Work to do. Scan the lines and state how many carry "получения". Leave out everything but the number.

::: Recorded data :::

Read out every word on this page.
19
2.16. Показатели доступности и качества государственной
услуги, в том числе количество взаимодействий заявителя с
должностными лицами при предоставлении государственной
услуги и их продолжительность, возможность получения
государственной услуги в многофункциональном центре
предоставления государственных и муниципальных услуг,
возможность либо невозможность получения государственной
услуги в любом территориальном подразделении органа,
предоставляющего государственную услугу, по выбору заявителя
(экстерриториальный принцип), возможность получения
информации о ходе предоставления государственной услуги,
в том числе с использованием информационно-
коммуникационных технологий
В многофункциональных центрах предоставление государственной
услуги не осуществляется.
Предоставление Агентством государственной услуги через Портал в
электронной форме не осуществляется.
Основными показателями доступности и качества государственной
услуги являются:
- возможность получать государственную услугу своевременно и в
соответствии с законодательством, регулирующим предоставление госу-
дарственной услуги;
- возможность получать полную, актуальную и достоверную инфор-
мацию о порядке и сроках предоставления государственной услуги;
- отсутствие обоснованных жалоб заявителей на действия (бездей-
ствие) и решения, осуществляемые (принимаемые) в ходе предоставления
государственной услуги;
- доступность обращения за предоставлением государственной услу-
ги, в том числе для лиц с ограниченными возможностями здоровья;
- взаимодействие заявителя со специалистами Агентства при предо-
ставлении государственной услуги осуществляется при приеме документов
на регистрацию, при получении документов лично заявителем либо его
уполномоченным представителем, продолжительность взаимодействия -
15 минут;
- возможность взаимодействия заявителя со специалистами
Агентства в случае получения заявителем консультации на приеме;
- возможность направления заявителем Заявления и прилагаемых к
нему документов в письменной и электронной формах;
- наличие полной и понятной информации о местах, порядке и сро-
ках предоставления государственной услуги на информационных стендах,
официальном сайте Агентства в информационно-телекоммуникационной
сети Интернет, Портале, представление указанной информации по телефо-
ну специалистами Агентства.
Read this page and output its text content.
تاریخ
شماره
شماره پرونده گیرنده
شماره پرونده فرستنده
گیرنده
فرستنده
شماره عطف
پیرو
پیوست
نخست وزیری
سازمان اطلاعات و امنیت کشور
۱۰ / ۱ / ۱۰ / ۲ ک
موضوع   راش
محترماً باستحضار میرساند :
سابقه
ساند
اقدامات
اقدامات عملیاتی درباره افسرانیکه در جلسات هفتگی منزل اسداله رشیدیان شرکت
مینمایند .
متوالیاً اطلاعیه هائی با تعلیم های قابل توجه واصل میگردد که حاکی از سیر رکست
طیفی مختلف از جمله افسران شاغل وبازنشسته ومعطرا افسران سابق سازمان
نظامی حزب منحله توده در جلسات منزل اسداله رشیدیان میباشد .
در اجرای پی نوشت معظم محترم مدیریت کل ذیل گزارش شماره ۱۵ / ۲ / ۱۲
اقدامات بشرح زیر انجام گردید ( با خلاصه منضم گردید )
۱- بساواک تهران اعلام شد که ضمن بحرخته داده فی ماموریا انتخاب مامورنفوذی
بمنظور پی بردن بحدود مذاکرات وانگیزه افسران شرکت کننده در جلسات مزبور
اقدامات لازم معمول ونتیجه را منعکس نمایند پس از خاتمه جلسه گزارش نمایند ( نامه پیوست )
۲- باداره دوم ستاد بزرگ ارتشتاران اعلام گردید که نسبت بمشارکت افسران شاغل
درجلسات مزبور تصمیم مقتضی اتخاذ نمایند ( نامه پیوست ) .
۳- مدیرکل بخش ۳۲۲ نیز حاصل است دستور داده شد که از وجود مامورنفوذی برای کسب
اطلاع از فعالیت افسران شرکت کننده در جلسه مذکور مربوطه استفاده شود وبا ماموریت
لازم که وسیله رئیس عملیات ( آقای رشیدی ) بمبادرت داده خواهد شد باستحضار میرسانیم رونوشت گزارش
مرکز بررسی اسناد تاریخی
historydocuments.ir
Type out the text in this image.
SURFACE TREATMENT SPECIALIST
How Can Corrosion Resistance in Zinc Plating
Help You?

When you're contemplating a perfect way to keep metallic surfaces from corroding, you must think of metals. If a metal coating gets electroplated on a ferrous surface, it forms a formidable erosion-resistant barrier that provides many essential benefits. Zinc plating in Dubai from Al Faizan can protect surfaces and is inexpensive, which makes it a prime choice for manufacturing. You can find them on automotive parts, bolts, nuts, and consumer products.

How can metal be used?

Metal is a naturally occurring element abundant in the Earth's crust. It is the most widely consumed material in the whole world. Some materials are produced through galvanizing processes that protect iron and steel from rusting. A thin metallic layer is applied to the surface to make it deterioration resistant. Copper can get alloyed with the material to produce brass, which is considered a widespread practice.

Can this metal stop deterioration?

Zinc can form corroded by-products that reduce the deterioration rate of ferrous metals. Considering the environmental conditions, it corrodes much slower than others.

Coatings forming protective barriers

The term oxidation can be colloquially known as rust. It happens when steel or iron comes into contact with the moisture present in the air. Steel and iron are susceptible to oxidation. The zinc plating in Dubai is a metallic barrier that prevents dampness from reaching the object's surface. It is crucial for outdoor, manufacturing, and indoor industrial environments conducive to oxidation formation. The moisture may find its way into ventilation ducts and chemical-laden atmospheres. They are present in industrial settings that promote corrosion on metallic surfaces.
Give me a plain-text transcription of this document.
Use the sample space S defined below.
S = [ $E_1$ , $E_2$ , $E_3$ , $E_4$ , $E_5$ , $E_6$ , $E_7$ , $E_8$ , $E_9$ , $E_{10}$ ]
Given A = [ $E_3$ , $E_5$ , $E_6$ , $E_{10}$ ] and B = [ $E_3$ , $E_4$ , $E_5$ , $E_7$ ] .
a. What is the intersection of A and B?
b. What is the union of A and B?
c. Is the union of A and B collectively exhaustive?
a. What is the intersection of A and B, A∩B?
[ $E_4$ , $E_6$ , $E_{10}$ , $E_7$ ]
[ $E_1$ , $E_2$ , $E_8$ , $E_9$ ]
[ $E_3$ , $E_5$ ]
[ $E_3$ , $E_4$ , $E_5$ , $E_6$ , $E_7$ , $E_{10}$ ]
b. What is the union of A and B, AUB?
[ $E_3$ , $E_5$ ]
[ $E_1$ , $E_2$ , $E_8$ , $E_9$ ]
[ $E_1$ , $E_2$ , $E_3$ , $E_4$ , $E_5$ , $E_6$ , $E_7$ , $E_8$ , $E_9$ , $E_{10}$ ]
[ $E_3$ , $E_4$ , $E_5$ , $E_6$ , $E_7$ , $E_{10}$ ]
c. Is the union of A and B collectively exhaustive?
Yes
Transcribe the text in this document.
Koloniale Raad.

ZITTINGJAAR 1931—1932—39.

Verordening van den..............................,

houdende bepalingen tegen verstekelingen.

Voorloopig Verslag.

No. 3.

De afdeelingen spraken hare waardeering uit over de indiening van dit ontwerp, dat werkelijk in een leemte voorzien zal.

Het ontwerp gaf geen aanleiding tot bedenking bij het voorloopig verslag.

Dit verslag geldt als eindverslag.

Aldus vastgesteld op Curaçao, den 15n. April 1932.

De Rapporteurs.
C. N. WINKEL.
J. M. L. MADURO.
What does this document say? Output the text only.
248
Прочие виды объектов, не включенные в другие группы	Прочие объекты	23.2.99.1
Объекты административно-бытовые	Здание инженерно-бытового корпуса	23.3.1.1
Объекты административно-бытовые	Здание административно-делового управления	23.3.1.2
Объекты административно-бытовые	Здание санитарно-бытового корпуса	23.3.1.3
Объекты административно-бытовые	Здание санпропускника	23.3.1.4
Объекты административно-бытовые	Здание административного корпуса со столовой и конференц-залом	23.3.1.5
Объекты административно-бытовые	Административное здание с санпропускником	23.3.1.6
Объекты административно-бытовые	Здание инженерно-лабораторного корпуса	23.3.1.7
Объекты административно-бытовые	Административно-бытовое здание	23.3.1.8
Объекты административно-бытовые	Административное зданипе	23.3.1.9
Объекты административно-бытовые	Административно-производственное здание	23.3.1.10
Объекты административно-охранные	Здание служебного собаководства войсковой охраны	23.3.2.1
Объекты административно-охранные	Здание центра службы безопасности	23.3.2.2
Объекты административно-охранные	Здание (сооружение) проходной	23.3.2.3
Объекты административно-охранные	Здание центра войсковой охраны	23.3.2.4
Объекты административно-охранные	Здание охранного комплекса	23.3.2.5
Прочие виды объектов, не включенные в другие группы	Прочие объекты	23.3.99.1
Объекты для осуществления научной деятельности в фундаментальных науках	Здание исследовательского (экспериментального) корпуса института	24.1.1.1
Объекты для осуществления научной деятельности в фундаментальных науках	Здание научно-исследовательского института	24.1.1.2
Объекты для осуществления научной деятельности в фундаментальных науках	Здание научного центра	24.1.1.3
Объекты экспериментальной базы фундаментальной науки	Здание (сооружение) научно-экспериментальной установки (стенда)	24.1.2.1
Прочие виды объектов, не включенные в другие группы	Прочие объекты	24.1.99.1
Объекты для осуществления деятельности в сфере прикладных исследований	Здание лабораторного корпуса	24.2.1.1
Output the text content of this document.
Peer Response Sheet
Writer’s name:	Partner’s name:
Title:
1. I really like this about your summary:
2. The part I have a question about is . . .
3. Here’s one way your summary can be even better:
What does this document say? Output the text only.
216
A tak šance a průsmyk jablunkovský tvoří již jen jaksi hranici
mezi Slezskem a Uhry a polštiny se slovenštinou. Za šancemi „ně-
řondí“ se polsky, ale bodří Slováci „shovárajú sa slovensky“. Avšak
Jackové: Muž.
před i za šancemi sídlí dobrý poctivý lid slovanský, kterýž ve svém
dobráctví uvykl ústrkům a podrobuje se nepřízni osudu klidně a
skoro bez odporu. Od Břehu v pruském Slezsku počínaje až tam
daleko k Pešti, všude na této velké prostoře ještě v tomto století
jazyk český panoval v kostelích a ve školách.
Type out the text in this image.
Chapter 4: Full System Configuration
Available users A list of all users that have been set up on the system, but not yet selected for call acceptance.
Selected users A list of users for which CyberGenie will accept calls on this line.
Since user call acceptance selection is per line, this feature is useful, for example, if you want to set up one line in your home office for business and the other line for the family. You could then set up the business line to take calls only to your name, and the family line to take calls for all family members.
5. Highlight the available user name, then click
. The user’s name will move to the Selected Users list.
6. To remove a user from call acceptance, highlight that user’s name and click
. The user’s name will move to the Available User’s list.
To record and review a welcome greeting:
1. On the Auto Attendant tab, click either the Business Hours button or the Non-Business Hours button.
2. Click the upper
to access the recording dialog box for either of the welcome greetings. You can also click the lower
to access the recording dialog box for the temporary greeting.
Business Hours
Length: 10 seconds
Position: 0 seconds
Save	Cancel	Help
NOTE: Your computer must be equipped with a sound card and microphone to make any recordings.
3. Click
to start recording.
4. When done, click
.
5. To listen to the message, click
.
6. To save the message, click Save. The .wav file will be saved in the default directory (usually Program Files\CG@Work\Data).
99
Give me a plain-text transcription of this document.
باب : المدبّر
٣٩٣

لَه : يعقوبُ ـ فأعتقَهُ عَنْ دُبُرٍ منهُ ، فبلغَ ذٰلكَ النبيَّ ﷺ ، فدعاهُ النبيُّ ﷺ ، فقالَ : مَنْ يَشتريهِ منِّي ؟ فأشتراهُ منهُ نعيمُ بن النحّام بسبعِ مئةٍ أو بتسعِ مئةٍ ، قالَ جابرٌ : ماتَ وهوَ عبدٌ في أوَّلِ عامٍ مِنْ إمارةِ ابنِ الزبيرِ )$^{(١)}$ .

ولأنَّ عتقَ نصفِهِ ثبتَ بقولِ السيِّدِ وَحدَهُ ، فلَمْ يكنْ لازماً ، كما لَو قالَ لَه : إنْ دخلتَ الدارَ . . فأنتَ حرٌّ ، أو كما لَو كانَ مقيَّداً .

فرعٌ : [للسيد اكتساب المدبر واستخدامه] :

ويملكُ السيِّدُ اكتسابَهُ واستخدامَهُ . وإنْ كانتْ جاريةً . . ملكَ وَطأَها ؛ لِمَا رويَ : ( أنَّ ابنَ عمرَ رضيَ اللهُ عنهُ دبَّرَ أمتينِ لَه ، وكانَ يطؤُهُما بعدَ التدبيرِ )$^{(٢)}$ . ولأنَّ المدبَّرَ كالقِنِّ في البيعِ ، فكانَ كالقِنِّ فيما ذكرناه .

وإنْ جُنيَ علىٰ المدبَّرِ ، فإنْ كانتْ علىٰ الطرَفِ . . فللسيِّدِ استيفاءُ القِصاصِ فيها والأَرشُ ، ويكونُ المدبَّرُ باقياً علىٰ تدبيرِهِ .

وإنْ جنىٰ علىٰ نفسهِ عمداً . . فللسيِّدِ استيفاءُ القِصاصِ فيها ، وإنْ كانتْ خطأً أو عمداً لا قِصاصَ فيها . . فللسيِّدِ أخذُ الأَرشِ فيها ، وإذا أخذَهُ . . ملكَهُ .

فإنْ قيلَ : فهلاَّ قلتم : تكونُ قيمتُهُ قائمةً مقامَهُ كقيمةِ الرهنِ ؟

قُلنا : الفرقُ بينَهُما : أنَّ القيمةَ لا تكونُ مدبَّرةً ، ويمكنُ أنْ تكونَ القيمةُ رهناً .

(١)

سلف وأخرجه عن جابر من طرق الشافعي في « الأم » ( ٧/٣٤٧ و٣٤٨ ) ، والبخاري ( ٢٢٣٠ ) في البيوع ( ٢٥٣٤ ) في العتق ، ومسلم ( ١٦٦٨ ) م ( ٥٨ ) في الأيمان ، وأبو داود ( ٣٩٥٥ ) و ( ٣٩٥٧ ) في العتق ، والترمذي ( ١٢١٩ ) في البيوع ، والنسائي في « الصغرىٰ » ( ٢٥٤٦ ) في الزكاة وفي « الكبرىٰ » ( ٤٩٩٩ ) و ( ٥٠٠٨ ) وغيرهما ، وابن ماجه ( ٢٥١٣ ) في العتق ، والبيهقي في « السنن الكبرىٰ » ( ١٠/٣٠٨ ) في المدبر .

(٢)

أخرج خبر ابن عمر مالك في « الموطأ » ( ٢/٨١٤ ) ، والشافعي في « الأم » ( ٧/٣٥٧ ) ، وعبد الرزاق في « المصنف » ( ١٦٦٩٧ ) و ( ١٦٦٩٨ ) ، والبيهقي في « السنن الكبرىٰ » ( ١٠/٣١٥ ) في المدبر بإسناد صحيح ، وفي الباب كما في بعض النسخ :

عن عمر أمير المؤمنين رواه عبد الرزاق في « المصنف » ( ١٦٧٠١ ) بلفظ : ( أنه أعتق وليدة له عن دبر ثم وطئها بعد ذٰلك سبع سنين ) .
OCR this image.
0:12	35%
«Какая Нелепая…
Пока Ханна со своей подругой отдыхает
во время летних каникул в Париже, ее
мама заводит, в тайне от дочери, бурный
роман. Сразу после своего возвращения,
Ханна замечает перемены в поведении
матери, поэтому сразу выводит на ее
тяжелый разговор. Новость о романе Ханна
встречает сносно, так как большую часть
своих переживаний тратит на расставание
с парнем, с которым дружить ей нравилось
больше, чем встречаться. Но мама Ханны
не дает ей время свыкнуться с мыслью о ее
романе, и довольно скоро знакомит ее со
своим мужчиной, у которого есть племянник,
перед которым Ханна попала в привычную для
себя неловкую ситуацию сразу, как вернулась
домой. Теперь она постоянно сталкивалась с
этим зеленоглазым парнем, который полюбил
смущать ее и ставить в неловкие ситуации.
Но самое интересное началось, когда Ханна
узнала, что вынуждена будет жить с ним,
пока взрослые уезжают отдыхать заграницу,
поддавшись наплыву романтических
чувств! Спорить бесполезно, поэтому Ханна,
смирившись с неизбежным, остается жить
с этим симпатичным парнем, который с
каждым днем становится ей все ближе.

:::

Response to the task. 4